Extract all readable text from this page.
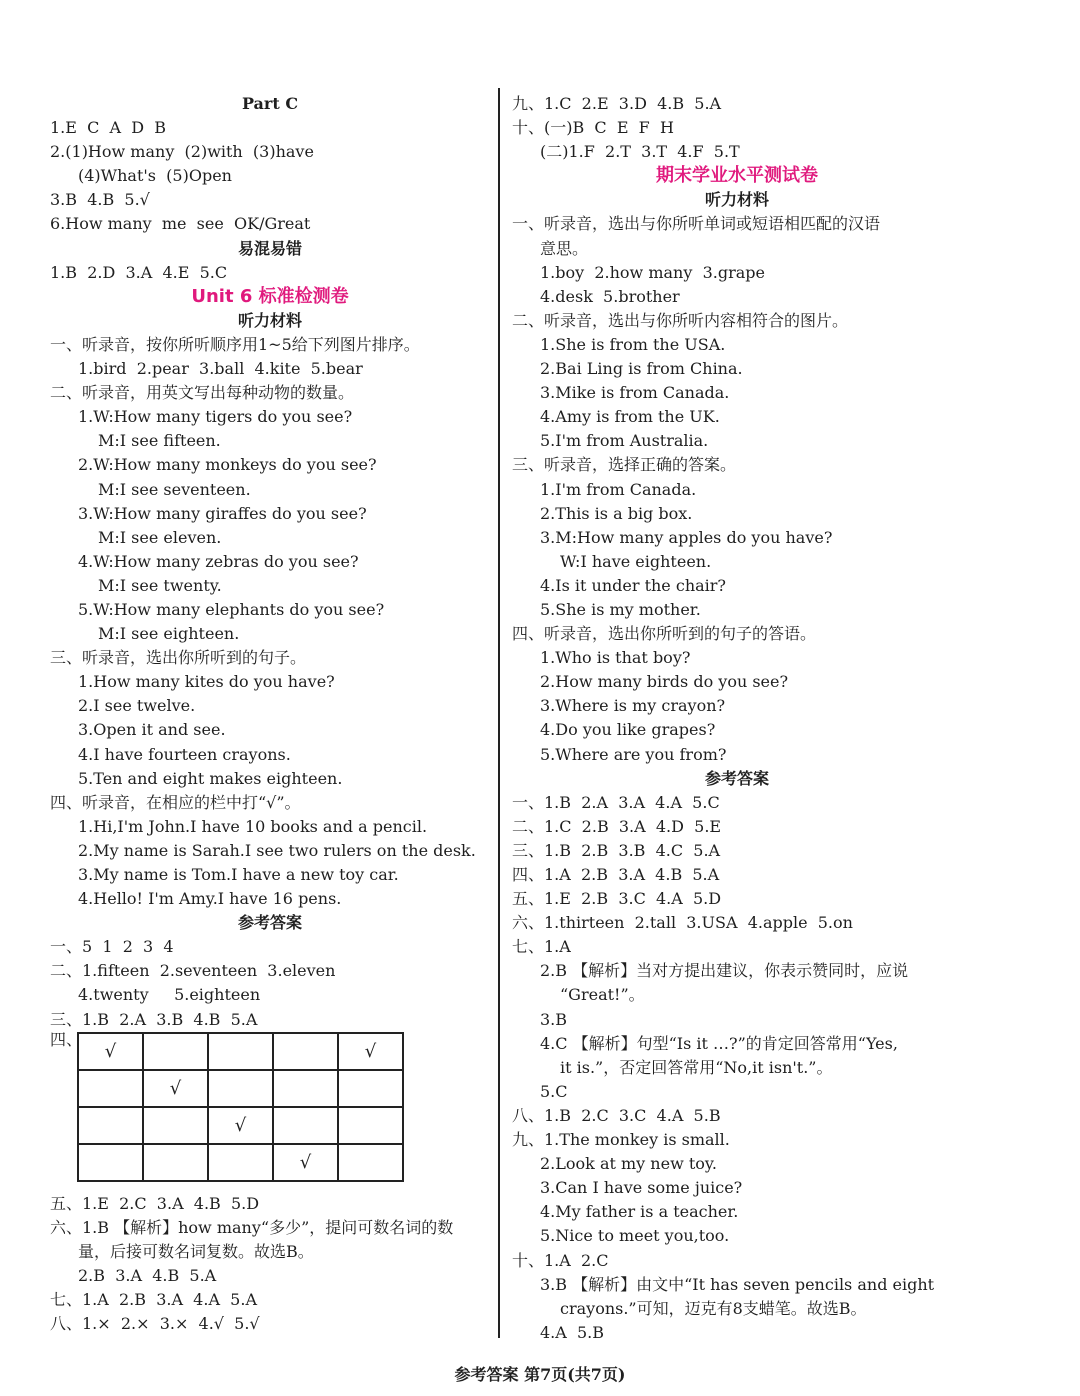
Part C
1.E  C  A  D  B
2.(1)How many  (2)with  (3)have
(4)What's  (5)Open
3.B  4.B  5.√
6.How many  me  see  OK/Great
易混易错
1.B  2.D  3.A  4.E  5.C
Unit 6 标准检测卷
听力材料
一、听录音，按你所听顺序用1~5给下列图片排序。
1.bird  2.pear  3.ball  4.kite  5.bear
二、听录音，用英文写出每种动物的数量。
1.W:How many tigers do you see?
M:I see fifteen.
2.W:How many monkeys do you see?
M:I see seventeen.
3.W:How many giraffes do you see?
M:I see eleven.
4.W:How many zebras do you see?
M:I see twenty.
5.W:How many elephants do you see?
M:I see eighteen.
三、听录音，选出你所听到的句子。
1.How many kites do you have?
2.I see twelve.
3.Open it and see.
4.I have fourteen crayons.
5.Ten and eight makes eighteen.
四、听录音，在相应的栏中打“√”。
1.Hi,I'm John.I have 10 books and a pencil.
2.My name is Sarah.I see two rulers on the desk.
3.My name is Tom.I have a new toy car.
4.Hello! I'm Amy.I have 16 pens.
参考答案
一、5  1  2  3  4
二、1.fifteen  2.seventeen  3.eleven
4.twenty     5.eighteen
三、1.B  2.A  3.B  4.B  5.A
四、
√				√
	√			
		√		
			√	
五、1.E  2.C  3.A  4.B  5.D
六、1.B 【解析】how many“多少”，提问可数名词的数
量，后接可数名词复数。故选B。
2.B  3.A  4.B  5.A
七、1.A  2.B  3.A  4.A  5.A
八、1.×  2.×  3.×  4.√  5.√
九、1.C  2.E  3.D  4.B  5.A
十、(一)B  C  E  F  H
(二)1.F  2.T  3.T  4.F  5.T
期末学业水平测试卷
听力材料
一、听录音，选出与你所听单词或短语相匹配的汉语
意思。
1.boy  2.how many  3.grape
4.desk  5.brother
二、听录音，选出与你所听内容相符合的图片。
1.She is from the USA.
2.Bai Ling is from China.
3.Mike is from Canada.
4.Amy is from the UK.
5.I'm from Australia.
三、听录音，选择正确的答案。
1.I'm from Canada.
2.This is a big box.
3.M:How many apples do you have?
W:I have eighteen.
4.Is it under the chair?
5.She is my mother.
四、听录音，选出你所听到的句子的答语。
1.Who is that boy?
2.How many birds do you see?
3.Where is my crayon?
4.Do you like grapes?
5.Where are you from?
参考答案
一、1.B  2.A  3.A  4.A  5.C
二、1.C  2.B  3.A  4.D  5.E
三、1.B  2.B  3.B  4.C  5.A
四、1.A  2.B  3.A  4.B  5.A
五、1.E  2.B  3.C  4.A  5.D
六、1.thirteen  2.tall  3.USA  4.apple  5.on
七、1.A
2.B 【解析】当对方提出建议，你表示赞同时，应说
“Great!”。
3.B
4.C 【解析】句型“Is it …?”的肯定回答常用“Yes,
it is.”，否定回答常用“No,it isn't.”。
5.C
八、1.B  2.C  3.C  4.A  5.B
九、1.The monkey is small.
2.Look at my new toy.
3.Can I have some juice?
4.My father is a teacher.
5.Nice to meet you,too.
十、1.A  2.C
3.B 【解析】由文中“It has seven pencils and eight
crayons.”可知，迈克有8支蜡笔。故选B。
4.A  5.B
参考答案 第7页(共7页)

## What is required
Extract every line of the data exactly; pictures stay out.

## Answer below
Extract all readable text from this page.
Part C
1.E  C  A  D  B
2.(1)How many  (2)with  (3)have
(4)What's  (5)Open
3.B  4.B  5.√
6.How many  me  see  OK/Great
易混易错
1.B  2.D  3.A  4.E  5.C
Unit 6 标准检测卷
听力材料
一、听录音，按你所听顺序用1~5给下列图片排序。
1.bird  2.pear  3.ball  4.kite  5.bear
二、听录音，用英文写出每种动物的数量。
1.W:How many tigers do you see?
M:I see fifteen.
2.W:How many monkeys do you see?
M:I see seventeen.
3.W:How many giraffes do you see?
M:I see eleven.
4.W:How many zebras do you see?
M:I see twenty.
5.W:How many elephants do you see?
M:I see eighteen.
三、听录音，选出你所听到的句子。
1.How many kites do you have?
2.I see twelve.
3.Open it and see.
4.I have fourteen crayons.
5.Ten and eight makes eighteen.
四、听录音，在相应的栏中打“√”。
1.Hi,I'm John.I have 10 books and a pencil.
2.My name is Sarah.I see two rulers on the desk.
3.My name is Tom.I have a new toy car.
4.Hello! I'm Amy.I have 16 pens.
参考答案
一、5  1  2  3  4
二、1.fifteen  2.seventeen  3.eleven
4.twenty     5.eighteen
三、1.B  2.A  3.B  4.B  5.A
四、
√				√
	√			
		√		
			√	
五、1.E  2.C  3.A  4.B  5.D
六、1.B 【解析】how many“多少”，提问可数名词的数
量，后接可数名词复数。故选B。
2.B  3.A  4.B  5.A
七、1.A  2.B  3.A  4.A  5.A
八、1.×  2.×  3.×  4.√  5.√
九、1.C  2.E  3.D  4.B  5.A
十、(一)B  C  E  F  H
(二)1.F  2.T  3.T  4.F  5.T
期末学业水平测试卷
听力材料
一、听录音，选出与你所听单词或短语相匹配的汉语
意思。
1.boy  2.how many  3.grape
4.desk  5.brother
二、听录音，选出与你所听内容相符合的图片。
1.She is from the USA.
2.Bai Ling is from China.
3.Mike is from Canada.
4.Amy is from the UK.
5.I'm from Australia.
三、听录音，选择正确的答案。
1.I'm from Canada.
2.This is a big box.
3.M:How many apples do you have?
W:I have eighteen.
4.Is it under the chair?
5.She is my mother.
四、听录音，选出你所听到的句子的答语。
1.Who is that boy?
2.How many birds do you see?
3.Where is my crayon?
4.Do you like grapes?
5.Where are you from?
参考答案
一、1.B  2.A  3.A  4.A  5.C
二、1.C  2.B  3.A  4.D  5.E
三、1.B  2.B  3.B  4.C  5.A
四、1.A  2.B  3.A  4.B  5.A
五、1.E  2.B  3.C  4.A  5.D
六、1.thirteen  2.tall  3.USA  4.apple  5.on
七、1.A
2.B 【解析】当对方提出建议，你表示赞同时，应说
“Great!”。
3.B
4.C 【解析】句型“Is it …?”的肯定回答常用“Yes,
it is.”，否定回答常用“No,it isn't.”。
5.C
八、1.B  2.C  3.C  4.A  5.B
九、1.The monkey is small.
2.Look at my new toy.
3.Can I have some juice?
4.My father is a teacher.
5.Nice to meet you,too.
十、1.A  2.C
3.B 【解析】由文中“It has seven pencils and eight
crayons.”可知，迈克有8支蜡笔。故选B。
4.A  5.B
参考答案 第7页(共7页)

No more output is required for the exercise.